**Instruction:** In how many lines does the string "this" appear? Answer with the number only.

**Task data:**
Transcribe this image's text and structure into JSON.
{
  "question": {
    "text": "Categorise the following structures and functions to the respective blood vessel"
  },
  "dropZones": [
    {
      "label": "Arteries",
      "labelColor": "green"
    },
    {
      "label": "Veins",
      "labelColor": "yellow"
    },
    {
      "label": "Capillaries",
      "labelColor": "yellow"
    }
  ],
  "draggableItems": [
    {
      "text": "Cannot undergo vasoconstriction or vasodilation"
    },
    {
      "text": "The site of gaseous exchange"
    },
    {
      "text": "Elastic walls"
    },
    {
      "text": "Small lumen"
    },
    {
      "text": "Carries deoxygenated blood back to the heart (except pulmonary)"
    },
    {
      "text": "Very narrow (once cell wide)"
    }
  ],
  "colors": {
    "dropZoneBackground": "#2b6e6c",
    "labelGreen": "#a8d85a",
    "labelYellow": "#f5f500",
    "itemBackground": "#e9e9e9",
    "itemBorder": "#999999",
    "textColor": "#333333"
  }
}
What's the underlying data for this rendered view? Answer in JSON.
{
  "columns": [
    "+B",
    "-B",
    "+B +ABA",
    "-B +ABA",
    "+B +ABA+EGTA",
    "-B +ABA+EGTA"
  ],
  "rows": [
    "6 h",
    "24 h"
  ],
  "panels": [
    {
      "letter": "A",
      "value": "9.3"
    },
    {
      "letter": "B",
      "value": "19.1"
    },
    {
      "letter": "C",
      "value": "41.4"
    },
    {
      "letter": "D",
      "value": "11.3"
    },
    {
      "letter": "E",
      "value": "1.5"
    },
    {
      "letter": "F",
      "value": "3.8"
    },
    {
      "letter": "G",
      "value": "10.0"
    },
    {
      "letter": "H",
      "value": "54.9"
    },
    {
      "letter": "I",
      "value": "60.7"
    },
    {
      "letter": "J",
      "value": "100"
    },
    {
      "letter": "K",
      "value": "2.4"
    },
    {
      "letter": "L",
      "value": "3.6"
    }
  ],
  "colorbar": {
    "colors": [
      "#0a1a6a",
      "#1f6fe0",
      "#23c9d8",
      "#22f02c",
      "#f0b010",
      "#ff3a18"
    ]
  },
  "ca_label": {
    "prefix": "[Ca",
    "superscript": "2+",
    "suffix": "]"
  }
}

**Task solution:** 2